• [WHAT IS BEING ASKED]: Return, word for word, everything from the very start of the records down to and including the line that contains "y-right-tick-label: 5% <box>531".

(Spatial annotation entries)
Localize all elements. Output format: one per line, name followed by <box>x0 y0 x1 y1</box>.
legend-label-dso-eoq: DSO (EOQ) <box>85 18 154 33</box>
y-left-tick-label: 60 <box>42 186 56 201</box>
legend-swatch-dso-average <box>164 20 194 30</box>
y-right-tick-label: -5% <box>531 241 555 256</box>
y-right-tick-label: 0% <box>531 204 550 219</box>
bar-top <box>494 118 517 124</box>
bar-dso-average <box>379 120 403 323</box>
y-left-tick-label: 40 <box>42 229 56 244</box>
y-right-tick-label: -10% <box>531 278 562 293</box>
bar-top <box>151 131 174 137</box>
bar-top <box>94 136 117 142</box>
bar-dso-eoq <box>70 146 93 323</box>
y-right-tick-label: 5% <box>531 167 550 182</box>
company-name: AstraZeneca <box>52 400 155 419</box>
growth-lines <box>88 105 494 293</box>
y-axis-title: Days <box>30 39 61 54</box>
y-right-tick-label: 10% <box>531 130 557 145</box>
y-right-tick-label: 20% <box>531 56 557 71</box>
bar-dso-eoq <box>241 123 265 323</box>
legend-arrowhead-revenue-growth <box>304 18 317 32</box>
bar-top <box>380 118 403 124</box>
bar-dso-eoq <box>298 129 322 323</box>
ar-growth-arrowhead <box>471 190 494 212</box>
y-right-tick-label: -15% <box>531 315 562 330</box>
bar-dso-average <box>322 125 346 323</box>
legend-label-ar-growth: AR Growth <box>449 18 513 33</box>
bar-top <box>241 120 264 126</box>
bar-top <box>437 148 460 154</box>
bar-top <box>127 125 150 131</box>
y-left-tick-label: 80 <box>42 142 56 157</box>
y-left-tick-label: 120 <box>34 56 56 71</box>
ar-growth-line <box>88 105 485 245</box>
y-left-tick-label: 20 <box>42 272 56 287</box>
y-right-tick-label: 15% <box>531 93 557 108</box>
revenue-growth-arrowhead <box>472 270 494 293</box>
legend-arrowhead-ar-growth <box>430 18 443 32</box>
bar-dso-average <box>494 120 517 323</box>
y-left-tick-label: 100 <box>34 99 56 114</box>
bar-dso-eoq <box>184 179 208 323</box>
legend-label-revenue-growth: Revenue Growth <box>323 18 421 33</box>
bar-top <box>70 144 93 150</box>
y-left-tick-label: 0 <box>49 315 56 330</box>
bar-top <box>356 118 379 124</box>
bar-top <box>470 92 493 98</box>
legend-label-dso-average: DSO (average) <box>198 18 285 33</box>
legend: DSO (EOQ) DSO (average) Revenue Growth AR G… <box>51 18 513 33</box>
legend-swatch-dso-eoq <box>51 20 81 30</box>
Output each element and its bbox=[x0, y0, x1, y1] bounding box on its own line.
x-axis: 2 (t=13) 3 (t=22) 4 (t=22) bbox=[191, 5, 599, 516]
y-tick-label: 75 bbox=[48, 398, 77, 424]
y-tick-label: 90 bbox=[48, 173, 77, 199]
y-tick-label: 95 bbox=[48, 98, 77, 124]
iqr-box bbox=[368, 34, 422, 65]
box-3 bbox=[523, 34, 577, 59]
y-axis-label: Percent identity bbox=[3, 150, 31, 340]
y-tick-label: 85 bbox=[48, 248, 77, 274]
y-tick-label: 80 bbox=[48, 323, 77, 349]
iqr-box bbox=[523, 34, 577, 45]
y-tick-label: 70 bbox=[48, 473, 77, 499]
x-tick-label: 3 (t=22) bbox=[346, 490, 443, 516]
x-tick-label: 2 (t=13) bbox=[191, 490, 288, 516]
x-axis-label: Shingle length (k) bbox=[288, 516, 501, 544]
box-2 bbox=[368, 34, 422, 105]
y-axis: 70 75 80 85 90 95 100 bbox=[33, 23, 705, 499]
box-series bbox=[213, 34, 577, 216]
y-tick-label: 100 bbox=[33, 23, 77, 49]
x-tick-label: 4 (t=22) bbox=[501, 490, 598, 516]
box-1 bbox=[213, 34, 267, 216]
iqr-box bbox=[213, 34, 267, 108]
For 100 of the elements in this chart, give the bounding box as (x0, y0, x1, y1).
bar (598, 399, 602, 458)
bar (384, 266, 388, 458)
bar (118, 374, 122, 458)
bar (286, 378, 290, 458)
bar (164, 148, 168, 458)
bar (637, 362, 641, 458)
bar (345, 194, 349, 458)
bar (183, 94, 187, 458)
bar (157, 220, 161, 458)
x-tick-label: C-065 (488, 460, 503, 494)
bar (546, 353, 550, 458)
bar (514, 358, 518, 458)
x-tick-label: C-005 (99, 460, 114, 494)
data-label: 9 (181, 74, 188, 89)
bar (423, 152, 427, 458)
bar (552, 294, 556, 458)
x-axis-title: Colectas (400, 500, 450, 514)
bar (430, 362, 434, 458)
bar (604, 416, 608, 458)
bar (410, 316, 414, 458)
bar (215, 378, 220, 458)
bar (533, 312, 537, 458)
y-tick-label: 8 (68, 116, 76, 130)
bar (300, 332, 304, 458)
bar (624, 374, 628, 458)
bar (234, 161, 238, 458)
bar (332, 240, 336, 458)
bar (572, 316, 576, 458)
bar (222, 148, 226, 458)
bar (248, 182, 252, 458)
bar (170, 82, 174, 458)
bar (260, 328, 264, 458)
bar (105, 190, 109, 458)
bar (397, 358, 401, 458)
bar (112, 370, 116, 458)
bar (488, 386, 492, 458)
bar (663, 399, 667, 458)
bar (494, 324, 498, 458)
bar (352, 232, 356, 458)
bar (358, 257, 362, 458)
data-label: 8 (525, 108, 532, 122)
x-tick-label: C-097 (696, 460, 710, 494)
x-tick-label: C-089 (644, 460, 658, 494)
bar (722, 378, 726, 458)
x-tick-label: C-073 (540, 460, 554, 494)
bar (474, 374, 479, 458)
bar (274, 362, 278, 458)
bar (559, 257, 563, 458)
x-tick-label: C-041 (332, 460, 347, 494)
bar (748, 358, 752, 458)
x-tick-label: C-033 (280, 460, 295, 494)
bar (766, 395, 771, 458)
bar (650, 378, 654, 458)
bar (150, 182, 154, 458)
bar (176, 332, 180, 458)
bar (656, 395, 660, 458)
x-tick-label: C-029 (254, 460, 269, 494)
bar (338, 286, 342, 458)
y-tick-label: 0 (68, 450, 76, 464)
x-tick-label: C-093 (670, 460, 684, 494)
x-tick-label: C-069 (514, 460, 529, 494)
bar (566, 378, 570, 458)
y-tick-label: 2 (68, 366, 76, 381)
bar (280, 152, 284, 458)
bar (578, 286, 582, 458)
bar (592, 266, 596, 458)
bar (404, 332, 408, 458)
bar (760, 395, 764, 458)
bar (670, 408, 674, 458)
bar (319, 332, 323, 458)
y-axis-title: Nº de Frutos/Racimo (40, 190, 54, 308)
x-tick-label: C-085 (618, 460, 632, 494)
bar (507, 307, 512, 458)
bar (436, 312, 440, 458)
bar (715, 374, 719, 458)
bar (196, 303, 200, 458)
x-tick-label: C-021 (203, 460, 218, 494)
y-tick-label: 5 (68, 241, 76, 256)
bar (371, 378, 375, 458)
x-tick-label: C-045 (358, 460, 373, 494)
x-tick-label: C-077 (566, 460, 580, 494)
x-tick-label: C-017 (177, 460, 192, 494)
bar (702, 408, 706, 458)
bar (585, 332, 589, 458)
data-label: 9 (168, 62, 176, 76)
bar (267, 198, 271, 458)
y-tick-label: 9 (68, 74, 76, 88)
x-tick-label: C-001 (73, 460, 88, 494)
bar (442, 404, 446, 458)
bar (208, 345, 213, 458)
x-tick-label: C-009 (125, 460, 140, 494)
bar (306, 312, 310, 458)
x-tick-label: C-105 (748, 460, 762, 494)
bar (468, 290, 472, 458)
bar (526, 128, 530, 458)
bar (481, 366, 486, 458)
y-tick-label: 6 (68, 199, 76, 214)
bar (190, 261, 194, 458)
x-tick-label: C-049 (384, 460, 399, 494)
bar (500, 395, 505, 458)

• [EXERCISE OUTPUT]:
Localize all elements. Output format: one per line, name followed by <box>x0 y0 x1 y1</box>.
legend-label-dso-eoq: DSO (EOQ) <box>85 18 154 33</box>
y-left-tick-label: 60 <box>42 186 56 201</box>
legend-swatch-dso-average <box>164 20 194 30</box>
y-right-tick-label: -5% <box>531 241 555 256</box>
y-right-tick-label: 0% <box>531 204 550 219</box>
bar-top <box>494 118 517 124</box>
bar-dso-average <box>379 120 403 323</box>
y-left-tick-label: 40 <box>42 229 56 244</box>
y-right-tick-label: -10% <box>531 278 562 293</box>
bar-top <box>151 131 174 137</box>
bar-top <box>94 136 117 142</box>
bar-dso-eoq <box>70 146 93 323</box>
y-right-tick-label: 5% <box>531 167 550 182</box>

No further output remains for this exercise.